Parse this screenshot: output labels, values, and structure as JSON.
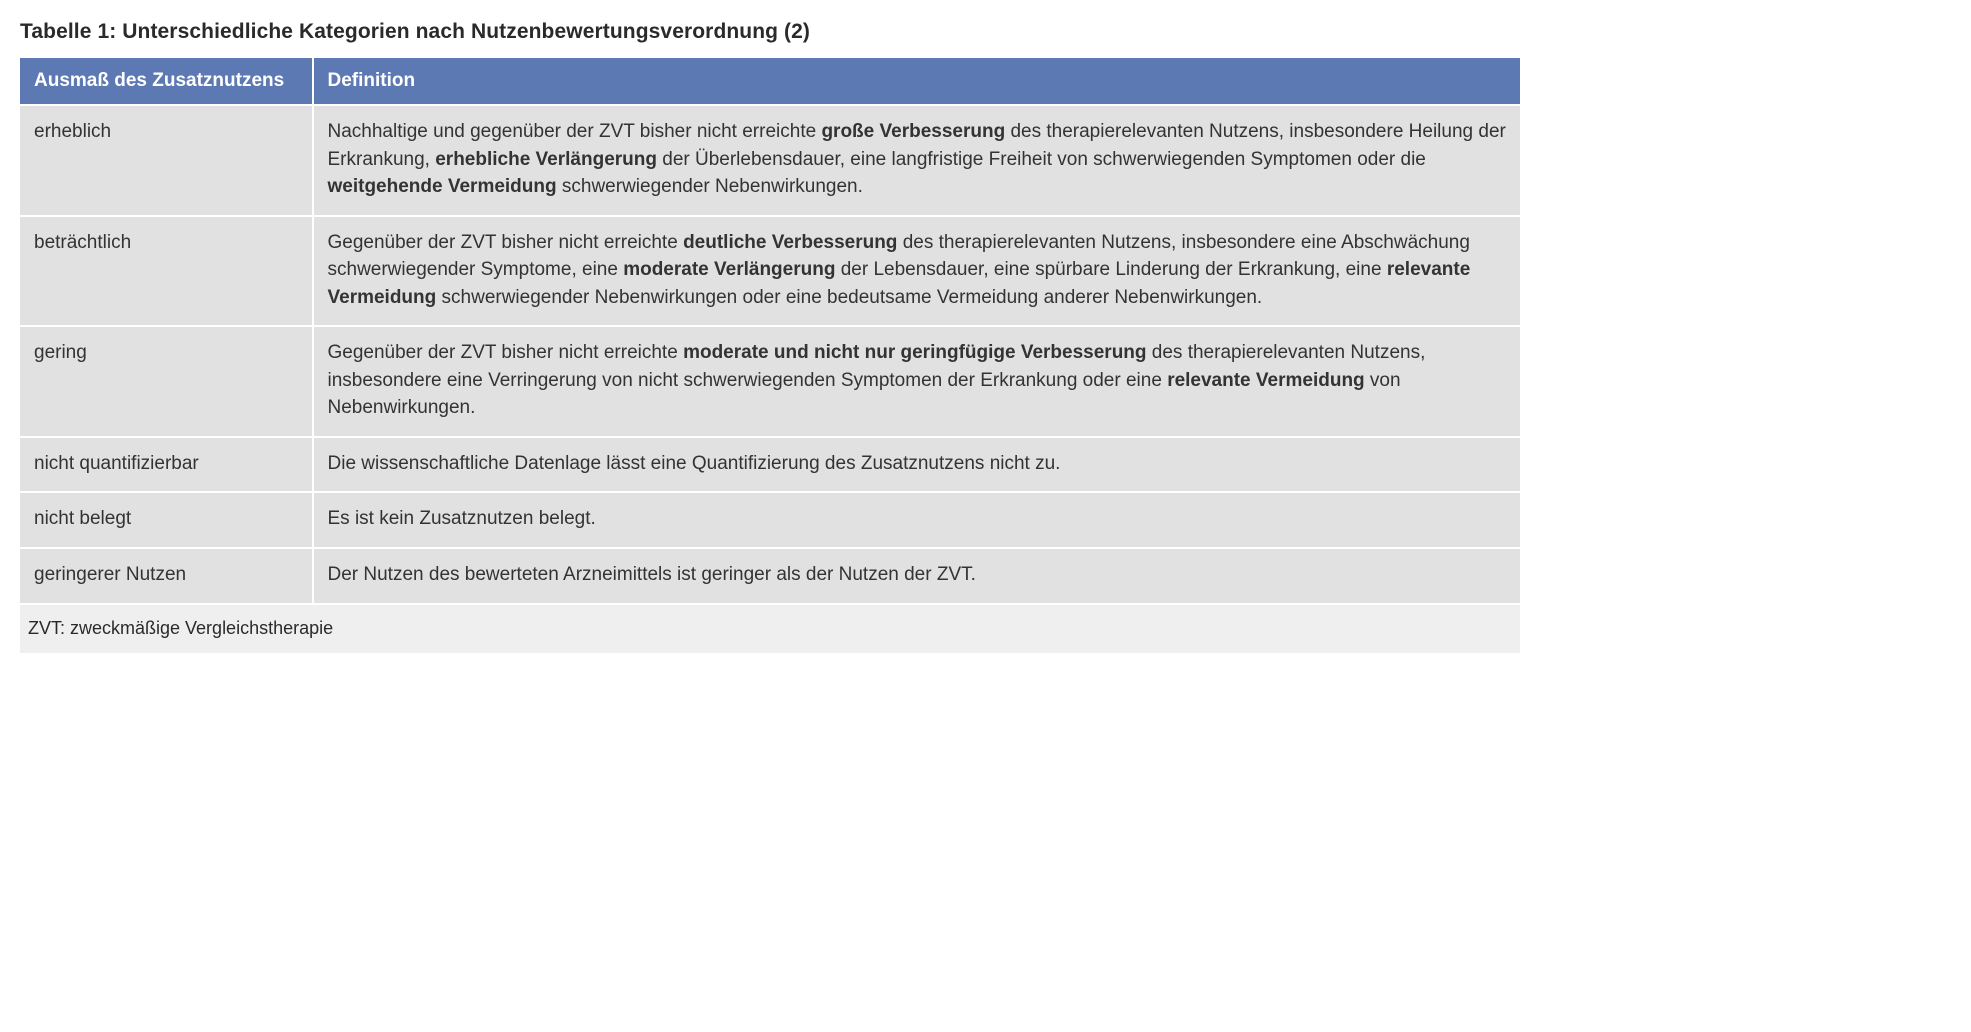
{
  "caption": "Tabelle 1: Unterschiedliche Kategorien nach Nutzenbewertungsverordnung (2)",
  "headers": {
    "col1": "Ausmaß des Zusatznutzens",
    "col2": "Definition"
  },
  "rows": [
    {
      "cat": "erheblich",
      "def_html": "Nachhaltige und gegenüber der ZVT bisher nicht erreichte <b>große Verbesserung</b> des therapierelevanten Nutzens, insbesondere Heilung der Erkrankung, <b>erhebliche Verlängerung</b> der Überlebensdauer, eine langfristige Freiheit von schwerwiegenden Symptomen oder die <b>weitgehende Vermeidung</b> schwerwiegender Nebenwirkungen."
    },
    {
      "cat": "beträchtlich",
      "def_html": "Gegenüber der ZVT bisher nicht erreichte <b>deutliche Verbesserung</b> des therapierelevanten Nutzens, insbesondere eine Abschwächung schwerwiegender Symptome, eine <b>moderate Verlängerung</b> der Lebensdauer, eine spürbare Linderung der Erkrankung, eine <b>relevante Vermeidung</b> schwerwiegender Nebenwirkungen oder eine bedeutsame Vermeidung anderer Nebenwirkungen."
    },
    {
      "cat": "gering",
      "def_html": "Gegenüber der ZVT bisher nicht erreichte <b>moderate und nicht nur geringfügige Verbesserung</b> des therapierelevanten Nutzens, insbesondere eine Verringerung von nicht schwerwiegenden Symptomen der Erkrankung oder eine <b>relevante Vermeidung</b> von Nebenwirkungen."
    },
    {
      "cat": "nicht quantifizierbar",
      "def_html": "Die wissenschaftliche Datenlage lässt eine Quantifizierung des Zusatznutzens nicht zu."
    },
    {
      "cat": "nicht belegt",
      "def_html": "Es ist kein Zusatznutzen belegt."
    },
    {
      "cat": "geringerer Nutzen",
      "def_html": "Der Nutzen des bewerteten Arzneimittels ist geringer als der Nutzen der ZVT."
    }
  ],
  "footnote": "ZVT: zweckmäßige Vergleichstherapie"
}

[TASK PROMPT]
Show every line in the records above that contains the word "Zusatznutzens".

[SOLVED EXERCISE]
    "col1": "Ausmaß des Zusatznutzens",
      "def_html": "Die wissenschaftliche Datenlage lässt eine Quantifizierung des Zusatznutzens nicht zu."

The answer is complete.